Entries shown:
* * * *

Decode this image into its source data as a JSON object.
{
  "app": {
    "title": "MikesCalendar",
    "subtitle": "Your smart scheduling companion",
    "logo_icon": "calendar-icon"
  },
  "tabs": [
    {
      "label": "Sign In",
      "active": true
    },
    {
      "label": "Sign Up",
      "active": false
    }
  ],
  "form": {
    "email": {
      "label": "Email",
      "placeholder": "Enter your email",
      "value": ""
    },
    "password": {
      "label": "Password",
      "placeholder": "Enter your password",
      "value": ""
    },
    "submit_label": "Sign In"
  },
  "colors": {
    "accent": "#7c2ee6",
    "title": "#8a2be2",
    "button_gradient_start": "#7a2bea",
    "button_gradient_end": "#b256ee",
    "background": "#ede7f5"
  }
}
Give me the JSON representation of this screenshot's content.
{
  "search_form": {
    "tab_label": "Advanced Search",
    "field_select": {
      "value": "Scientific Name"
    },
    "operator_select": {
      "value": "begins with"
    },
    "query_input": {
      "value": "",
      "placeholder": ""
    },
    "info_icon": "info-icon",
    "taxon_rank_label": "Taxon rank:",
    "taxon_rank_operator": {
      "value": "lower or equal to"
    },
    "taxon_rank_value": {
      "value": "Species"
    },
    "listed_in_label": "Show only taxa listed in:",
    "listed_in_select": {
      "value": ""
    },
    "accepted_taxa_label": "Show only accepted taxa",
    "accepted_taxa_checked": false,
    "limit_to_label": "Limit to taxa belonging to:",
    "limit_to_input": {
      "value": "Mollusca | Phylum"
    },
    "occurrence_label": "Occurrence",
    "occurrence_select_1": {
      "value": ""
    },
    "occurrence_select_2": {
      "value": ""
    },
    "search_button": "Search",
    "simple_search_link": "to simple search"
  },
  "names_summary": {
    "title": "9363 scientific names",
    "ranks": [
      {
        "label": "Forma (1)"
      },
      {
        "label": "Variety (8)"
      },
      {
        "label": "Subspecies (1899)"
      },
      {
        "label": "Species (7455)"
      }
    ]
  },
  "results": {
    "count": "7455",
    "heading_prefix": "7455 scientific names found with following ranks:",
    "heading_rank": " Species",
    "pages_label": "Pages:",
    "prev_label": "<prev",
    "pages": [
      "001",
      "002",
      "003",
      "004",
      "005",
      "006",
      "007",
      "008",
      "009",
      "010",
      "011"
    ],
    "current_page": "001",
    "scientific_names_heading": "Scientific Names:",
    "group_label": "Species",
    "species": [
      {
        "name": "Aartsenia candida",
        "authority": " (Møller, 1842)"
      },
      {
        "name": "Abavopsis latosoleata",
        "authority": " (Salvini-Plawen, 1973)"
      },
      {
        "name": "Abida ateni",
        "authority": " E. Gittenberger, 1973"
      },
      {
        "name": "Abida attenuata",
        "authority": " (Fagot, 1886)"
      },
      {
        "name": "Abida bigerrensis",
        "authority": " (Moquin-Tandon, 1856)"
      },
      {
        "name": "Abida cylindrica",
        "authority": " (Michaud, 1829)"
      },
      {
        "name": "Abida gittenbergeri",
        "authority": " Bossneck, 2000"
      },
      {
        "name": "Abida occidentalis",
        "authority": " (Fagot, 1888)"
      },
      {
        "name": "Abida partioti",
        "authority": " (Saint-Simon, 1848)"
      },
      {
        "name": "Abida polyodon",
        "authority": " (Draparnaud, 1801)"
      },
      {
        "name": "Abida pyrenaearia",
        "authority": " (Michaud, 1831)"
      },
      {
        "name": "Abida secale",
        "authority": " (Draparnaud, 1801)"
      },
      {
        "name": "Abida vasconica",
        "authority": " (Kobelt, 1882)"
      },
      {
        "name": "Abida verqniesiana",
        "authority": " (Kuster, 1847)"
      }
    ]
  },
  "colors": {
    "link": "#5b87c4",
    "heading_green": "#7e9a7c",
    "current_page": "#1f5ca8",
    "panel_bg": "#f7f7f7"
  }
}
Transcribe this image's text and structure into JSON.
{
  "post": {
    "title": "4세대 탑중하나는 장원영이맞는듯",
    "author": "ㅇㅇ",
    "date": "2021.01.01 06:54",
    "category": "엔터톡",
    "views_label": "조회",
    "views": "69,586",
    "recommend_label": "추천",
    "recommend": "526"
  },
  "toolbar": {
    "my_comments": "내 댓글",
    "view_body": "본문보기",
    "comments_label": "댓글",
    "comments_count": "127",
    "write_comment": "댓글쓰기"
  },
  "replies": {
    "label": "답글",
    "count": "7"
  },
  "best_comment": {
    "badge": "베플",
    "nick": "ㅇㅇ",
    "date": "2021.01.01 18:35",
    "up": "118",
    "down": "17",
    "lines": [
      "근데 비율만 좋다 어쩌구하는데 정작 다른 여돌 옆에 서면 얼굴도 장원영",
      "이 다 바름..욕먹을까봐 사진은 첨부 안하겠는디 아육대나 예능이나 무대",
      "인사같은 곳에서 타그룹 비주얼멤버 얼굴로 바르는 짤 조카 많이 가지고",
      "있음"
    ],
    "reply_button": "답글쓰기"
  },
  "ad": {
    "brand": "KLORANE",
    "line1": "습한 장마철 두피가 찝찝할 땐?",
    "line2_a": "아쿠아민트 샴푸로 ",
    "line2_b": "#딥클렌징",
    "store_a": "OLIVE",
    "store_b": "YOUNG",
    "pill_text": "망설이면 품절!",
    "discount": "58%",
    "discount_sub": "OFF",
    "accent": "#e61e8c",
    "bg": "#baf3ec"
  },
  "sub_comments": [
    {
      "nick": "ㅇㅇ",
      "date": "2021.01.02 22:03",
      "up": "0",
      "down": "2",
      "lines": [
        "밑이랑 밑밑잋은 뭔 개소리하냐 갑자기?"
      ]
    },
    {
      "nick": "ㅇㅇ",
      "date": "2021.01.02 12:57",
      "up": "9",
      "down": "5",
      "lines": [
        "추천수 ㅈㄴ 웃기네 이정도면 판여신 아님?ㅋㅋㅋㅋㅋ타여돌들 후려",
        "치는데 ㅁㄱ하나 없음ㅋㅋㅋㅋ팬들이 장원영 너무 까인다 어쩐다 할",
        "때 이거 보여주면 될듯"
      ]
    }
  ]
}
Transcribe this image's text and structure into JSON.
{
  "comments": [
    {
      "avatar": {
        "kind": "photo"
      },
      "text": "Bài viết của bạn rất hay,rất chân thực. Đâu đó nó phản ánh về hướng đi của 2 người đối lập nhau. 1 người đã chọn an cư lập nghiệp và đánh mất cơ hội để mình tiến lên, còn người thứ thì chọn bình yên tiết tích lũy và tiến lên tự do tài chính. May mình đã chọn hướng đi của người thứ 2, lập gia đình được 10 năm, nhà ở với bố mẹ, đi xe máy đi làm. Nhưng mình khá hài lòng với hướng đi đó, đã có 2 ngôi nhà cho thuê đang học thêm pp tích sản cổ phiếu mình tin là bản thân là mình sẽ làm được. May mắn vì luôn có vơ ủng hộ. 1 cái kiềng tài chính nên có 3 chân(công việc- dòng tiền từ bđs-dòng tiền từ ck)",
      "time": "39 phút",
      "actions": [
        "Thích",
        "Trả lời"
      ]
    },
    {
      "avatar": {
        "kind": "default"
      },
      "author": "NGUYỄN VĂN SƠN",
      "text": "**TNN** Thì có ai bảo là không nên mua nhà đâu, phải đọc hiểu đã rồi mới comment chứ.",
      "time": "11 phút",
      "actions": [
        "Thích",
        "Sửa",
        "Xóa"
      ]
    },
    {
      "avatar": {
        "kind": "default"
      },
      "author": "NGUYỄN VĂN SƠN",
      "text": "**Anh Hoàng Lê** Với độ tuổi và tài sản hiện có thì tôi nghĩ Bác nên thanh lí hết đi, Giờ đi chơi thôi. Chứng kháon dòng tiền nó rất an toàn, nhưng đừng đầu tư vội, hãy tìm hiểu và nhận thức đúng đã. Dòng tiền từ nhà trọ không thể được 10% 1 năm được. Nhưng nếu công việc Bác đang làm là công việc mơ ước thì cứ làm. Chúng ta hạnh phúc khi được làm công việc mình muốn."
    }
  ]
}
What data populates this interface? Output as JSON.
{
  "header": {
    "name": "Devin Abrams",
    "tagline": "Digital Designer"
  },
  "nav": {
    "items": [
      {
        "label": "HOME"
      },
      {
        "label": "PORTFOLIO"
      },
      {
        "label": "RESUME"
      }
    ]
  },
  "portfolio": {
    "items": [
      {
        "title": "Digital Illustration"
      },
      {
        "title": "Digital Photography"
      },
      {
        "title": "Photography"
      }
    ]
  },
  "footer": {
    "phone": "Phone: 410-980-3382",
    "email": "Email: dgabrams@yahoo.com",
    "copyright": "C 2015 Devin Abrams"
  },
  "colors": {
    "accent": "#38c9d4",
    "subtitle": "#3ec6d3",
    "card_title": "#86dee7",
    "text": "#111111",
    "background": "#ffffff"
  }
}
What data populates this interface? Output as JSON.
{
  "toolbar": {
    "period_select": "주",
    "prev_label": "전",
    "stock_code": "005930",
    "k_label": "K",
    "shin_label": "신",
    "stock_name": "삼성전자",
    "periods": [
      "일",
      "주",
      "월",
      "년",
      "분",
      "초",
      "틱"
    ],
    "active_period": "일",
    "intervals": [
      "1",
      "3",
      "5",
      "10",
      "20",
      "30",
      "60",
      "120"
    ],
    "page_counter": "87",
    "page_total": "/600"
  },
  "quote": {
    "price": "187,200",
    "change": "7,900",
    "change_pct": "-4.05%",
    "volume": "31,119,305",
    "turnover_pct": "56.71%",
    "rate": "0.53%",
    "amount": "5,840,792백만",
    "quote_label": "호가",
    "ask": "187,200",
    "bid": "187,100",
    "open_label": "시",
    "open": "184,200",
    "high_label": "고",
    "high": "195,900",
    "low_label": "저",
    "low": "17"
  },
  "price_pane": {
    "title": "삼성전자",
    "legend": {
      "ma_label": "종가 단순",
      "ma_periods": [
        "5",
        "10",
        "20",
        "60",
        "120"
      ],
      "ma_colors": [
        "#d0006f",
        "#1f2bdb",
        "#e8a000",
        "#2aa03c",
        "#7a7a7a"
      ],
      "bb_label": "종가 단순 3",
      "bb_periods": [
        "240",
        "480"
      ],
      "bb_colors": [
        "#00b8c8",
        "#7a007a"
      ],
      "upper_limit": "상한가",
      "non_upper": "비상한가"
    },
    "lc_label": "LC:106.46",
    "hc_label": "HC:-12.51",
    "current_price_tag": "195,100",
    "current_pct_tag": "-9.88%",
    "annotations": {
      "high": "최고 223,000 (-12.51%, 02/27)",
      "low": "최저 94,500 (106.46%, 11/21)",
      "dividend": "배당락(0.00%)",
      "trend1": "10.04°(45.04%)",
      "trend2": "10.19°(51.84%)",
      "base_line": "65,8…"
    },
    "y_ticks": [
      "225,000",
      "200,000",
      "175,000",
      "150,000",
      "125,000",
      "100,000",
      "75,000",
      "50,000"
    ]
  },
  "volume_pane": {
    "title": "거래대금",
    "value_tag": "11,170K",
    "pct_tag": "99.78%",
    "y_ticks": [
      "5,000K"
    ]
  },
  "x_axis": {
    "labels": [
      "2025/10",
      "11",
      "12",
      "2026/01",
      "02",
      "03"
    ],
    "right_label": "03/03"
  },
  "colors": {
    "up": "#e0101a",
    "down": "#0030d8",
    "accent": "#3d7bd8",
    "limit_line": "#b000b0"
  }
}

* * * *

Exercise instructions: Pick out every line holding the string "Michaud" and return it.

Response:
        "authority": " (Michaud, 1829)"
        "authority": " (Michaud, 1831)"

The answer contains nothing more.